**Task to carry out:** Your task is to output all the records below, word for word.

* begin Supplied information *

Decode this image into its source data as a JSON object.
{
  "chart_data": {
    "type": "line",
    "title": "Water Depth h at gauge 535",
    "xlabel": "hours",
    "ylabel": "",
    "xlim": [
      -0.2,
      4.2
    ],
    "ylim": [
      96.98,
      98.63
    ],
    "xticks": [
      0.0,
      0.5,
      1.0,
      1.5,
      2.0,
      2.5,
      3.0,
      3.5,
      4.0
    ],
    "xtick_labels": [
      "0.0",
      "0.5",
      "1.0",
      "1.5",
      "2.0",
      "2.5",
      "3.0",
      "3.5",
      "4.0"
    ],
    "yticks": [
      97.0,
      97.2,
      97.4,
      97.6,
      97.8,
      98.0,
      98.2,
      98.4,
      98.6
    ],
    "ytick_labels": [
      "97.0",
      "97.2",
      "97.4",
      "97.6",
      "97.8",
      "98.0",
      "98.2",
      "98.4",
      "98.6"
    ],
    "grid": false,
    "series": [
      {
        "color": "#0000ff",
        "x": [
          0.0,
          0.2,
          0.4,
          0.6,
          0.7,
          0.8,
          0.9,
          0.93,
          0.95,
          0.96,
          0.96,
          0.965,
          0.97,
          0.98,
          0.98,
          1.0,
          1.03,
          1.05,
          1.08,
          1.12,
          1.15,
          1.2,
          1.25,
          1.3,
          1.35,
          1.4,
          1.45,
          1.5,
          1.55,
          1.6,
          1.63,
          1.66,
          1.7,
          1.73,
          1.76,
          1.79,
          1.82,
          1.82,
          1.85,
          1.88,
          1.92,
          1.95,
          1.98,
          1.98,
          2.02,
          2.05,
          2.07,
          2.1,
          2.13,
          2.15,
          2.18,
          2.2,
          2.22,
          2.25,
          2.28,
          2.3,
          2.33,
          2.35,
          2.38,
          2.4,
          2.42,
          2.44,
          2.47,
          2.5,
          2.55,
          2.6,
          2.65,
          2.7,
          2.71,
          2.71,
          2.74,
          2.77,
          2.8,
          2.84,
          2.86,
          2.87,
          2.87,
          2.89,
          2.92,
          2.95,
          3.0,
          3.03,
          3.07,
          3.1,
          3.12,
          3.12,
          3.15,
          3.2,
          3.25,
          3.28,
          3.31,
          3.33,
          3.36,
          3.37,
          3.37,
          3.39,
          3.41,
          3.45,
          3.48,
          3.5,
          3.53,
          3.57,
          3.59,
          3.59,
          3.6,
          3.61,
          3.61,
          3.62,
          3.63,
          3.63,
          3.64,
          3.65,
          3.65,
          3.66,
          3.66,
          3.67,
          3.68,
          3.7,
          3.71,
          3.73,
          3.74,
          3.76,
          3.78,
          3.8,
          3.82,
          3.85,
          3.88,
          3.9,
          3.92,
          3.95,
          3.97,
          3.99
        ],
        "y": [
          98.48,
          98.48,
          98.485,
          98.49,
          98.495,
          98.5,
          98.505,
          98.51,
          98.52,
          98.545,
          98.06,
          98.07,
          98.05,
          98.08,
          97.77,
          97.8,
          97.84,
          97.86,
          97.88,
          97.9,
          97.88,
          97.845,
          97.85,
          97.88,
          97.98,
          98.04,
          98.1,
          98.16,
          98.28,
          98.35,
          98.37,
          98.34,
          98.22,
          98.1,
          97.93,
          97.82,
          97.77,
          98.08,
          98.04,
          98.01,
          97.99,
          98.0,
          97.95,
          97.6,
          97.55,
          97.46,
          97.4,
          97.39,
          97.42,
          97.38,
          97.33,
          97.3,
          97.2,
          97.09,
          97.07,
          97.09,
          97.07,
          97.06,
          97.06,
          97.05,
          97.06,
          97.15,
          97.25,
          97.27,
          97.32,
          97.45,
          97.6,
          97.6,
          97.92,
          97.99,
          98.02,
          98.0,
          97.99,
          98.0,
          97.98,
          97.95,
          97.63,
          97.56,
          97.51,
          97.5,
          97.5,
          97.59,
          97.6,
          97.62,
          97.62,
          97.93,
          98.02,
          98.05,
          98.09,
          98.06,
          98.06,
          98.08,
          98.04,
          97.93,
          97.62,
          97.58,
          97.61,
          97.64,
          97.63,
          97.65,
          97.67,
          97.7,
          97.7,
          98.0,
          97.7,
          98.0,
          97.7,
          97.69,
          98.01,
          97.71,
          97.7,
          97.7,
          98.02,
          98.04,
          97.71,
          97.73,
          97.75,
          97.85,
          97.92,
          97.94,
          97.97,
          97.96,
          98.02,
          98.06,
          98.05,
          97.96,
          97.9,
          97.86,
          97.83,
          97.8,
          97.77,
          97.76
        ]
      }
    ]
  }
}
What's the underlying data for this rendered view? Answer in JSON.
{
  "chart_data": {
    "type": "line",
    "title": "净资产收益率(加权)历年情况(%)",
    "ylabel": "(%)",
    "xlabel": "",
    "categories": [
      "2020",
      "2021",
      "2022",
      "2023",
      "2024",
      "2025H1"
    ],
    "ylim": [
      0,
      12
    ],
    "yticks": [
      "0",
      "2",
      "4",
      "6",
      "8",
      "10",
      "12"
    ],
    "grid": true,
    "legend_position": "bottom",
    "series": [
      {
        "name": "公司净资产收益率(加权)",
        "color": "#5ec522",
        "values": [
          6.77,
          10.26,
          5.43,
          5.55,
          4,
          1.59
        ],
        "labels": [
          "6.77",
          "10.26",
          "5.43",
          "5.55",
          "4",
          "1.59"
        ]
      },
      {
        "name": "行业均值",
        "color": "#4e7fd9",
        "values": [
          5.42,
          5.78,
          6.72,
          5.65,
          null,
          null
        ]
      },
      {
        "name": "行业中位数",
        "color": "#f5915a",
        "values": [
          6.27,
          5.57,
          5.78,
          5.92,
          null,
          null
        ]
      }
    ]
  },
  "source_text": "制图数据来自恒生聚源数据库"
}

* end Supplied information *

**Written solution:**
Decode this image into its source data as a JSON object.
{
  "chart_data": {
    "type": "line",
    "title": "Water Depth h at gauge 535",
    "xlabel": "hours",
    "ylabel": "",
    "xlim": [
      -0.2,
      4.2
    ],
    "ylim": [
      96.98,
      98.63
    ],
    "xticks": [
      0.0,
      0.5,
      1.0,
      1.5,
      2.0,
      2.5,
      3.0,
      3.5,
      4.0
    ],
    "xtick_labels": [
      "0.0",
      "0.5",
      "1.0",
      "1.5",
      "2.0",
      "2.5",
      "3.0",
      "3.5",
      "4.0"
    ],
    "yticks": [
      97.0,
      97.2,
      97.4,
      97.6,
      97.8,
      98.0,
      98.2,
      98.4,
      98.6
    ],
    "ytick_labels": [
      "97.0",
      "97.2",
      "97.4",
      "97.6",
      "97.8",
      "98.0",
      "98.2",
      "98.4",
      "98.6"
    ],
    "grid": false,
    "series": [
      {
        "color": "#0000ff",
        "x": [
          0.0,
          0.2,
          0.4,
          0.6,
          0.7,
          0.8,
          0.9,
          0.93,
          0.95,
          0.96,
          0.96,
          0.965,
          0.97,
          0.98,
          0.98,
          1.0,
          1.03,
          1.05,
          1.08,
          1.12,
          1.15,
          1.2,
          1.25,
          1.3,
          1.35,
          1.4,
          1.45,
          1.5,
          1.55,
          1.6,
          1.63,
          1.66,
          1.7,
          1.73,
          1.76,
          1.79,
          1.82,
          1.82,
          1.85,
          1.88,
          1.92,
          1.95,
          1.98,
          1.98,
          2.02,
          2.05,
          2.07,
          2.1,
          2.13,
          2.15,
          2.18,
          2.2,
          2.22,
          2.25,
          2.28,
          2.3,
          2.33,
          2.35,
          2.38,
          2.4,
          2.42,
          2.44,
          2.47,
          2.5,
          2.55,
          2.6,
          2.65,
          2.7,
          2.71,
          2.71,
          2.74,
          2.77,
          2.8,
          2.84,
          2.86,
          2.87,
          2.87,
          2.89,
          2.92,
          2.95,
          3.0,
          3.03,
          3.07,
          3.1,
          3.12,
          3.12,
          3.15,
          3.2,
          3.25,
          3.28,
          3.31,
          3.33,
          3.36,
          3.37,
          3.37,
          3.39,
          3.41,
          3.45,
          3.48,
          3.5,
          3.53,
          3.57,
          3.59,
          3.59,
          3.6,
          3.61,
          3.61,
          3.62,
          3.63,
          3.63,
          3.64,
          3.65,
          3.65,
          3.66,
          3.66,
          3.67,
          3.68,
          3.7,
          3.71,
          3.73,
          3.74,
          3.76,
          3.78,
          3.8,
          3.82,
          3.85,
          3.88,
          3.9,
          3.92,
          3.95,
          3.97,
          3.99
        ],
        "y": [
          98.48,
          98.48,
          98.485,
          98.49,
          98.495,
          98.5,
          98.505,
          98.51,
          98.52,
          98.545,
          98.06,
          98.07,
          98.05,
          98.08,
          97.77,
          97.8,
          97.84,
          97.86,
          97.88,
          97.9,
          97.88,
          97.845,
          97.85,
          97.88,
          97.98,
          98.04,
          98.1,
          98.16,
          98.28,
          98.35,
          98.37,
          98.34,
          98.22,
          98.1,
          97.93,
          97.82,
          97.77,
          98.08,
          98.04,
          98.01,
          97.99,
          98.0,
          97.95,
          97.6,
          97.55,
          97.46,
          97.4,
          97.39,
          97.42,
          97.38,
          97.33,
          97.3,
          97.2,
          97.09,
          97.07,
          97.09,
          97.07,
          97.06,
          97.06,
          97.05,
          97.06,
          97.15,
          97.25,
          97.27,
          97.32,
          97.45,
          97.6,
          97.6,
          97.92,
          97.99,
          98.02,
          98.0,
          97.99,
          98.0,
          97.98,
          97.95,
          97.63,
          97.56,
          97.51,
          97.5,
          97.5,
          97.59,
          97.6,
          97.62,
          97.62,
          97.93,
          98.02,
          98.05,
          98.09,
          98.06,
          98.06,
          98.08,
          98.04,
          97.93,
          97.62,
          97.58,
          97.61,
          97.64,
          97.63,
          97.65,
          97.67,
          97.7,
          97.7,
          98.0,
          97.7,
          98.0,
          97.7,
          97.69,
          98.01,
          97.71,
          97.7,
          97.7,
          98.02,
          98.04,
          97.71,
          97.73,
          97.75,
          97.85,
          97.92,
          97.94,
          97.97,
          97.96,
          98.02,
          98.06,
          98.05,
          97.96,
          97.9,
          97.86,
          97.83,
          97.8,
          97.77,
          97.76
        ]
      }
    ]
  }
}
What's the underlying data for this rendered view? Answer in JSON.
{
  "chart_data": {
    "type": "line",
    "title": "净资产收益率(加权)历年情况(%)",
    "ylabel": "(%)",
    "xlabel": "",
    "categories": [
      "2020",
      "2021",
      "2022",
      "2023",
      "2024",
      "2025H1"
    ],
    "ylim": [
      0,
      12
    ],
    "yticks": [
      "0",
      "2",
      "4",
      "6",
      "8",
      "10",
      "12"
    ],
    "grid": true,
    "legend_position": "bottom",
    "series": [
      {
        "name": "公司净资产收益率(加权)",
        "color": "#5ec522",
        "values": [
          6.77,
          10.26,
          5.43,
          5.55,
          4,
          1.59
        ],
        "labels": [
          "6.77",
          "10.26",
          "5.43",
          "5.55",
          "4",
          "1.59"
        ]
      },
      {
        "name": "行业均值",
        "color": "#4e7fd9",
        "values": [
          5.42,
          5.78,
          6.72,
          5.65,
          null,
          null
        ]
      },
      {
        "name": "行业中位数",
        "color": "#f5915a",
        "values": [
          6.27,
          5.57,
          5.78,
          5.92,
          null,
          null
        ]
      }
    ]
  },
  "source_text": "制图数据来自恒生聚源数据库"
}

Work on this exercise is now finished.